### Instruction
Extract the listing below in full, unchanged.

[Part of a data file]
────
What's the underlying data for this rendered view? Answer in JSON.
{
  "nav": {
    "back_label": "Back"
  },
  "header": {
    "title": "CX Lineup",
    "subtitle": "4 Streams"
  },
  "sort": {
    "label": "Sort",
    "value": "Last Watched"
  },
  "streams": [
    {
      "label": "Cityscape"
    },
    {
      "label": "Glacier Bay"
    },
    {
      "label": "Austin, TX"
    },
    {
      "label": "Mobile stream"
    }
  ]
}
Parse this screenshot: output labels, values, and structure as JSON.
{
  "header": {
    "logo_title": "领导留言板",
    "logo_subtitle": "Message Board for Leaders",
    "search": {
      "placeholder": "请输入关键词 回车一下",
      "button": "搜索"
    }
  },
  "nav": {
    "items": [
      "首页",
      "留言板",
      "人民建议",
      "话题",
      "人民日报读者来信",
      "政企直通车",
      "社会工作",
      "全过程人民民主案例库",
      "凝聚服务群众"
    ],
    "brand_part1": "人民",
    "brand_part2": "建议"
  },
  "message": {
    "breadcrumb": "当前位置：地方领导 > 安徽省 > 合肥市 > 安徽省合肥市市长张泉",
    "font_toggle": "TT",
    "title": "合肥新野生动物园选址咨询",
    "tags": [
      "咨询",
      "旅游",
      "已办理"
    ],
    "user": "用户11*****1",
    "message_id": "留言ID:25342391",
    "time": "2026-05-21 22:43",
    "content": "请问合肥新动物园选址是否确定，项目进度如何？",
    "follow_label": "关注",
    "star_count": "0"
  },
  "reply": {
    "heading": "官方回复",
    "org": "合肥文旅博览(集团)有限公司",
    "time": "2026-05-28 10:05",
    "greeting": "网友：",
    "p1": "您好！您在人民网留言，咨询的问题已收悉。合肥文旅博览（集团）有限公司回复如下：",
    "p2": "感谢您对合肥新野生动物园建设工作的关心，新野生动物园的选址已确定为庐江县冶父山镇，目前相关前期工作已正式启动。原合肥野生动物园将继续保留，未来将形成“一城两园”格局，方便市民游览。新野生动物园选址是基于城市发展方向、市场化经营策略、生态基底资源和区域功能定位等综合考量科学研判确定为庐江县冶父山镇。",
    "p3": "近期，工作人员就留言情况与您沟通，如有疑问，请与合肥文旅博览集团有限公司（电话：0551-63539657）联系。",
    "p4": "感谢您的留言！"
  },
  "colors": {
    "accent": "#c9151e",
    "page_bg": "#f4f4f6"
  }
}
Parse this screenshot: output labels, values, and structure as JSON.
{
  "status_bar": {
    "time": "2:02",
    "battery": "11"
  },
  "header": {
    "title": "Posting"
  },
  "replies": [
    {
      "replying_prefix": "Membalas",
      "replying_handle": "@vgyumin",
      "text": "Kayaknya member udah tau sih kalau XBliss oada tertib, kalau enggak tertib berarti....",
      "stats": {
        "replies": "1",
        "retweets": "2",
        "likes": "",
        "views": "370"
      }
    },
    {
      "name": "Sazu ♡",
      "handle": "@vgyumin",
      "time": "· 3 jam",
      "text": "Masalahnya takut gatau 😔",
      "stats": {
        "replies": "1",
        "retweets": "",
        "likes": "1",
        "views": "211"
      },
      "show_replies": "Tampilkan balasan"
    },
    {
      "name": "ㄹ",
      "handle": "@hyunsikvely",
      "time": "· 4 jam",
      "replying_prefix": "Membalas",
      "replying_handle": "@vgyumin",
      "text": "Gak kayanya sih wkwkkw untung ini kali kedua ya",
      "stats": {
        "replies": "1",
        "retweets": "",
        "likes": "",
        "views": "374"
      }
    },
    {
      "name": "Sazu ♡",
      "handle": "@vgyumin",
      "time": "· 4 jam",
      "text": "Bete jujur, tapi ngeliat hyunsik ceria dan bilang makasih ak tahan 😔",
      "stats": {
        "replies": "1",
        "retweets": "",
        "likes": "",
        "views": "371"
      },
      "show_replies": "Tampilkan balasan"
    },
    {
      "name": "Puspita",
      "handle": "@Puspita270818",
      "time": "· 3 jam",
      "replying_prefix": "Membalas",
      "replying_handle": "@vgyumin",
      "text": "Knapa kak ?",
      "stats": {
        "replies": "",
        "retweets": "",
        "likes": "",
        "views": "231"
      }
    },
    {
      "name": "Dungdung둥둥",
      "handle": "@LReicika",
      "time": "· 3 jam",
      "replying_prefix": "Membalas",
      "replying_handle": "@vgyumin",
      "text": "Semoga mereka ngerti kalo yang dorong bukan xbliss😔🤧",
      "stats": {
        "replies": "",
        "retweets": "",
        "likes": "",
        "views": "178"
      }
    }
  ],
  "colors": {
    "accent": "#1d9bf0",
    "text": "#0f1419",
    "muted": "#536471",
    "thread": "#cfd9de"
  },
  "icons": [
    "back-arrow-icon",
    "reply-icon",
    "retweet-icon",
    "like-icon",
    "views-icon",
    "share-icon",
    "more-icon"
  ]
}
────
### Written reply
What's the underlying data for this rendered view? Answer in JSON.
{
  "nav": {
    "back_label": "Back"
  },
  "header": {
    "title": "CX Lineup",
    "subtitle": "4 Streams"
  },
  "sort": {
    "label": "Sort",
    "value": "Last Watched"
  },
  "streams": [
    {
      "label": "Cityscape"
    },
    {
      "label": "Glacier Bay"
    },
    {
      "label": "Austin, TX"
    },
    {
      "label": "Mobile stream"
    }
  ]
}
Parse this screenshot: output labels, values, and structure as JSON.
{
  "header": {
    "logo_title": "领导留言板",
    "logo_subtitle": "Message Board for Leaders",
    "search": {
      "placeholder": "请输入关键词 回车一下",
      "button": "搜索"
    }
  },
  "nav": {
    "items": [
      "首页",
      "留言板",
      "人民建议",
      "话题",
      "人民日报读者来信",
      "政企直通车",
      "社会工作",
      "全过程人民民主案例库",
      "凝聚服务群众"
    ],
    "brand_part1": "人民",
    "brand_part2": "建议"
  },
  "message": {
    "breadcrumb": "当前位置：地方领导 > 安徽省 > 合肥市 > 安徽省合肥市市长张泉",
    "font_toggle": "TT",
    "title": "合肥新野生动物园选址咨询",
    "tags": [
      "咨询",
      "旅游",
      "已办理"
    ],
    "user": "用户11*****1",
    "message_id": "留言ID:25342391",
    "time": "2026-05-21 22:43",
    "content": "请问合肥新动物园选址是否确定，项目进度如何？",
    "follow_label": "关注",
    "star_count": "0"
  },
  "reply": {
    "heading": "官方回复",
    "org": "合肥文旅博览(集团)有限公司",
    "time": "2026-05-28 10:05",
    "greeting": "网友：",
    "p1": "您好！您在人民网留言，咨询的问题已收悉。合肥文旅博览（集团）有限公司回复如下：",
    "p2": "感谢您对合肥新野生动物园建设工作的关心，新野生动物园的选址已确定为庐江县冶父山镇，目前相关前期工作已正式启动。原合肥野生动物园将继续保留，未来将形成“一城两园”格局，方便市民游览。新野生动物园选址是基于城市发展方向、市场化经营策略、生态基底资源和区域功能定位等综合考量科学研判确定为庐江县冶父山镇。",
    "p3": "近期，工作人员就留言情况与您沟通，如有疑问，请与合肥文旅博览集团有限公司（电话：0551-63539657）联系。",
    "p4": "感谢您的留言！"
  },
  "colors": {
    "accent": "#c9151e",
    "page_bg": "#f4f4f6"
  }
}
Parse this screenshot: output labels, values, and structure as JSON.
{
  "status_bar": {
    "time": "2:02",
    "battery": "11"
  },
  "header": {
    "title": "Posting"
  },
  "replies": [
    {
      "replying_prefix": "Membalas",
      "replying_handle": "@vgyumin",
      "text": "Kayaknya member udah tau sih kalau XBliss oada tertib, kalau enggak tertib berarti....",
      "stats": {
        "replies": "1",
        "retweets": "2",
        "likes": "",
        "views": "370"
      }
    },
    {
      "name": "Sazu ♡",
      "handle": "@vgyumin",
      "time": "· 3 jam",
      "text": "Masalahnya takut gatau 😔",
      "stats": {
        "replies": "1",
        "retweets": "",
        "likes": "1",
        "views": "211"
      },
      "show_replies": "Tampilkan balasan"
    },
    {
      "name": "ㄹ",
      "handle": "@hyunsikvely",
      "time": "· 4 jam",
      "replying_prefix": "Membalas",
      "replying_handle": "@vgyumin",
      "text": "Gak kayanya sih wkwkkw untung ini kali kedua ya",
      "stats": {
        "replies": "1",
        "retweets": "",
        "likes": "",
        "views": "374"
      }
    },
    {
      "name": "Sazu ♡",
      "handle": "@vgyumin",
      "time": "· 4 jam",
      "text": "Bete jujur, tapi ngeliat hyunsik ceria dan bilang makasih ak tahan 😔",
      "stats": {
        "replies": "1",
        "retweets": "",
        "likes": "",
        "views": "371"
      },
      "show_replies": "Tampilkan balasan"
    },
    {
      "name": "Puspita",
      "handle": "@Puspita270818",
      "time": "· 3 jam",
      "replying_prefix": "Membalas",
      "replying_handle": "@vgyumin",
      "text": "Knapa kak ?",
      "stats": {
        "replies": "",
        "retweets": "",
        "likes": "",
        "views": "231"
      }
    },
    {
      "name": "Dungdung둥둥",
      "handle": "@LReicika",
      "time": "· 3 jam",
      "replying_prefix": "Membalas",
      "replying_handle": "@vgyumin",
      "text": "Semoga mereka ngerti kalo yang dorong bukan xbliss😔🤧",
      "stats": {
        "replies": "",
        "retweets": "",
        "likes": "",
        "views": "178"
      }
    }
  ],
  "colors": {
    "accent": "#1d9bf0",
    "text": "#0f1419",
    "muted": "#536471",
    "thread": "#cfd9de"
  },
  "icons": [
    "back-arrow-icon",
    "reply-icon",
    "retweet-icon",
    "like-icon",
    "views-icon",
    "share-icon",
    "more-icon"
  ]
}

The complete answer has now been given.